- **Prompt**
Omit all images. Transcribe the rest of the material below exactly.

■ ■ ■ ■

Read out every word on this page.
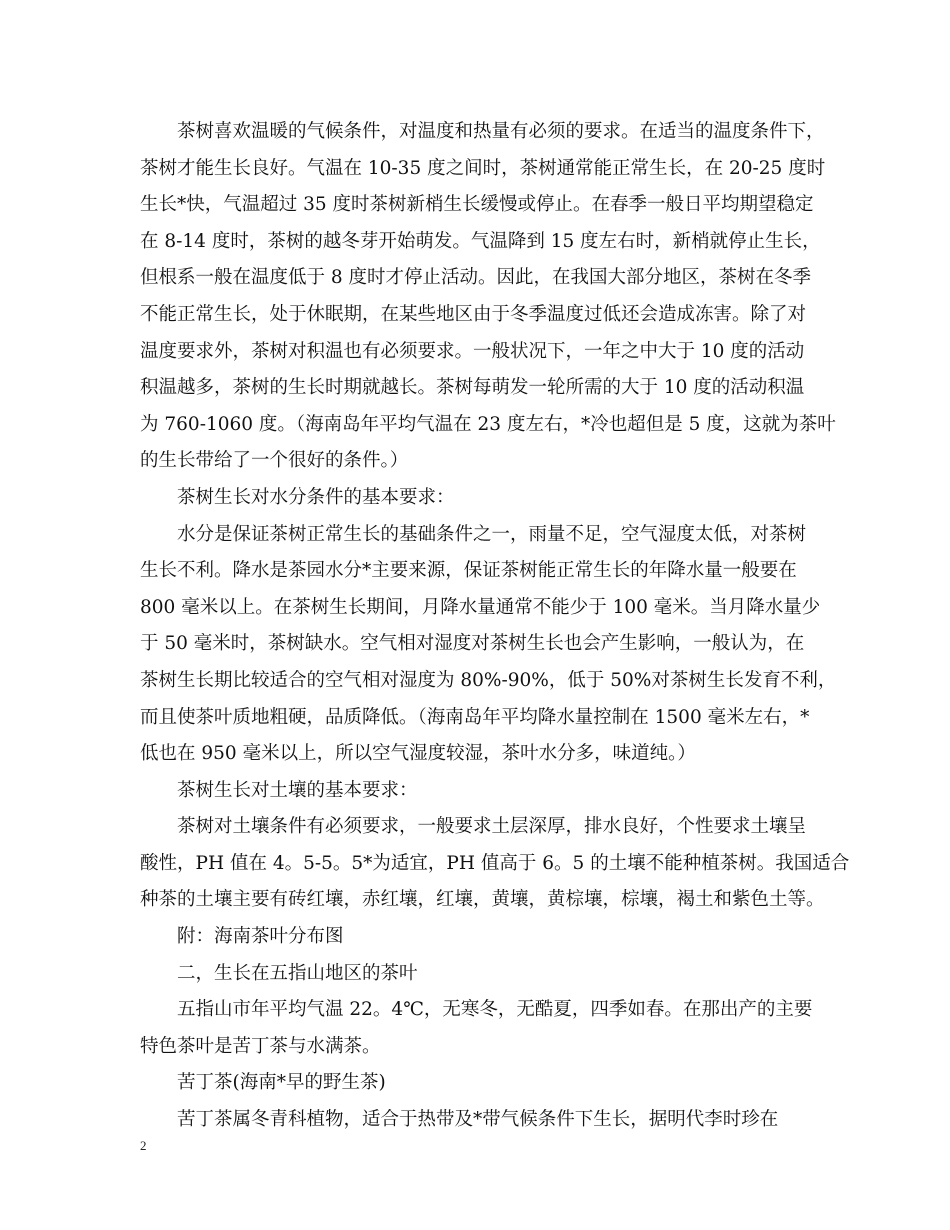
茶树喜欢温暖的气候条件，对温度和热量有必须的要求。在适当的温度条件下，
茶树才能生长良好。气温在 10-35 度之间时，茶树通常能正常生长，在 20-25 度时
生长*快，气温超过 35 度时茶树新梢生长缓慢或停止。在春季一般日平均期望稳定
在 8-14 度时，茶树的越冬芽开始萌发。气温降到 15 度左右时，新梢就停止生长，
但根系一般在温度低于 8 度时才停止活动。因此，在我国大部分地区，茶树在冬季
不能正常生长，处于休眠期，在某些地区由于冬季温度过低还会造成冻害。除了对
温度要求外，茶树对积温也有必须要求。一般状况下，一年之中大于 10 度的活动
积温越多，茶树的生长时期就越长。茶树每萌发一轮所需的大于 10 度的活动积温
为 760-1060 度。（海南岛年平均气温在 23 度左右，*冷也超但是 5 度，这就为茶叶
的生长带给了一个很好的条件。）
茶树生长对水分条件的基本要求：
水分是保证茶树正常生长的基础条件之一，雨量不足，空气湿度太低，对茶树
生长不利。降水是茶园水分*主要来源，保证茶树能正常生长的年降水量一般要在
800 毫米以上。在茶树生长期间，月降水量通常不能少于 100 毫米。当月降水量少
于 50 毫米时，茶树缺水。空气相对湿度对茶树生长也会产生影响，一般认为，在
茶树生长期比较适合的空气相对湿度为 80%-90%，低于 50%对茶树生长发育不利，
而且使茶叶质地粗硬，品质降低。（海南岛年平均降水量控制在 1500 毫米左右，*
低也在 950 毫米以上，所以空气湿度较湿，茶叶水分多，味道纯。）
茶树生长对土壤的基本要求：
茶树对土壤条件有必须要求，一般要求土层深厚，排水良好，个性要求土壤呈
酸性，PH 值在 4。5-5。5*为适宜，PH 值高于 6。5 的土壤不能种植茶树。我国适合
种茶的土壤主要有砖红壤，赤红壤，红壤，黄壤，黄棕壤，棕壤，褐土和紫色土等。
附：海南茶叶分布图
二，生长在五指山地区的茶叶
五指山市年平均气温 22。4℃，无寒冬，无酷夏，四季如春。在那出产的主要
特色茶叶是苦丁茶与水满茶。
苦丁茶(海南*早的野生茶)
苦丁茶属冬青科植物，适合于热带及*带气候条件下生长，据明代李时珍在
2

■ ■ ■ ■

- **Worked answer**
Read out every word on this page.
茶树喜欢温暖的气候条件，对温度和热量有必须的要求。在适当的温度条件下，
茶树才能生长良好。气温在 10-35 度之间时，茶树通常能正常生长，在 20-25 度时
生长*快，气温超过 35 度时茶树新梢生长缓慢或停止。在春季一般日平均期望稳定
在 8-14 度时，茶树的越冬芽开始萌发。气温降到 15 度左右时，新梢就停止生长，
但根系一般在温度低于 8 度时才停止活动。因此，在我国大部分地区，茶树在冬季
不能正常生长，处于休眠期，在某些地区由于冬季温度过低还会造成冻害。除了对
温度要求外，茶树对积温也有必须要求。一般状况下，一年之中大于 10 度的活动
积温越多，茶树的生长时期就越长。茶树每萌发一轮所需的大于 10 度的活动积温
为 760-1060 度。（海南岛年平均气温在 23 度左右，*冷也超但是 5 度，这就为茶叶
的生长带给了一个很好的条件。）
茶树生长对水分条件的基本要求：
水分是保证茶树正常生长的基础条件之一，雨量不足，空气湿度太低，对茶树
生长不利。降水是茶园水分*主要来源，保证茶树能正常生长的年降水量一般要在
800 毫米以上。在茶树生长期间，月降水量通常不能少于 100 毫米。当月降水量少
于 50 毫米时，茶树缺水。空气相对湿度对茶树生长也会产生影响，一般认为，在
茶树生长期比较适合的空气相对湿度为 80%-90%，低于 50%对茶树生长发育不利，
而且使茶叶质地粗硬，品质降低。（海南岛年平均降水量控制在 1500 毫米左右，*
低也在 950 毫米以上，所以空气湿度较湿，茶叶水分多，味道纯。）
茶树生长对土壤的基本要求：
茶树对土壤条件有必须要求，一般要求土层深厚，排水良好，个性要求土壤呈
酸性，PH 值在 4。5-5。5*为适宜，PH 值高于 6。5 的土壤不能种植茶树。我国适合
种茶的土壤主要有砖红壤，赤红壤，红壤，黄壤，黄棕壤，棕壤，褐土和紫色土等。
附：海南茶叶分布图
二，生长在五指山地区的茶叶
五指山市年平均气温 22。4℃，无寒冬，无酷夏，四季如春。在那出产的主要
特色茶叶是苦丁茶与水满茶。
苦丁茶(海南*早的野生茶)
苦丁茶属冬青科植物，适合于热带及*带气候条件下生长，据明代李时珍在
2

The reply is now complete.